PROMPT - Give the number of lines below that contain "Testing", with no other output.

SOURCE RECORDS -
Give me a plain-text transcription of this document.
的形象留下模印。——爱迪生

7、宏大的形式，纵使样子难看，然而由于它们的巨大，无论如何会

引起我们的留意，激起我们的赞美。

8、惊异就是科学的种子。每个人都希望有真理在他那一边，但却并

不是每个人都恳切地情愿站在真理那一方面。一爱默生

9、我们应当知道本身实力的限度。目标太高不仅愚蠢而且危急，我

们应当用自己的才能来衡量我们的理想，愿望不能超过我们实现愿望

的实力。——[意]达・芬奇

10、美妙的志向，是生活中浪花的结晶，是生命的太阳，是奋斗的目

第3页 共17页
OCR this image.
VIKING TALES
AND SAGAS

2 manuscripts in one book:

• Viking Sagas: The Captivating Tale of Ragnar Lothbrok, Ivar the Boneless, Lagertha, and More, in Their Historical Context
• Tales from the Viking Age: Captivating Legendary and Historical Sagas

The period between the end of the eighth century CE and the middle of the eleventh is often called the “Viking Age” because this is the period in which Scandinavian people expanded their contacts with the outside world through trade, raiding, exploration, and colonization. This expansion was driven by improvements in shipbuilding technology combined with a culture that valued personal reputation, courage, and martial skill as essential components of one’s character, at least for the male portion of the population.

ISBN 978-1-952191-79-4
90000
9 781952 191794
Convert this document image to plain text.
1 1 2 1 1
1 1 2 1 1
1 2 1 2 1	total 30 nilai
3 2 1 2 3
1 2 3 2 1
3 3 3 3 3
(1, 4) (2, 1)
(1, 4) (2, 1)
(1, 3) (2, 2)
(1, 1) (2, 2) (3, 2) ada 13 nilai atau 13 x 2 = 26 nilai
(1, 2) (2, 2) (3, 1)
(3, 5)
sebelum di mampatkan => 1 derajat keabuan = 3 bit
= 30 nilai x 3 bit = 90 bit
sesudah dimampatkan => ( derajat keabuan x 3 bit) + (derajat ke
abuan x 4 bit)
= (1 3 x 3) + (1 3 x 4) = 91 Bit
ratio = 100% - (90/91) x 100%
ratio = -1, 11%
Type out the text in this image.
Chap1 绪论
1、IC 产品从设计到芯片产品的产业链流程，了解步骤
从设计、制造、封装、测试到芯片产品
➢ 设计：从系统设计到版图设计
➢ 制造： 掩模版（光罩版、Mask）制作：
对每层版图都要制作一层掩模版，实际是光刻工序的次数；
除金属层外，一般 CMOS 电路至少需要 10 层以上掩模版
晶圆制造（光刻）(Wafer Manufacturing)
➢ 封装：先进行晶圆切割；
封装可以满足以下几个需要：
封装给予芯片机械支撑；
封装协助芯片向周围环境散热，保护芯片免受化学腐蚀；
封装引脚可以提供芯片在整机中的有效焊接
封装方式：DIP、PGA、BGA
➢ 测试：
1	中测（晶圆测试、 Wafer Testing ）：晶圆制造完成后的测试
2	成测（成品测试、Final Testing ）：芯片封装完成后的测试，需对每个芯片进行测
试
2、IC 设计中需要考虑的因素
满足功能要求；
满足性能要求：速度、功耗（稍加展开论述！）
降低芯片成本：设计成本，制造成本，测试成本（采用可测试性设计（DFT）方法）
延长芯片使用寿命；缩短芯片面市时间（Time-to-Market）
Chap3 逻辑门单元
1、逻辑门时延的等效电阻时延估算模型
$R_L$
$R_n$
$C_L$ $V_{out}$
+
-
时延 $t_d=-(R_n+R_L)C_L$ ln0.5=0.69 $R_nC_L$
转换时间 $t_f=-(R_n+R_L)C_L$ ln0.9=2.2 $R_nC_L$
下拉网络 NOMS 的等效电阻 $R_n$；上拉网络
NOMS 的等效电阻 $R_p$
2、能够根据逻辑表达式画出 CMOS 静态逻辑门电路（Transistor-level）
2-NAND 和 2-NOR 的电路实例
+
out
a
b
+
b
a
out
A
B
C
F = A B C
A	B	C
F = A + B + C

COMPLETE ANSWER - 2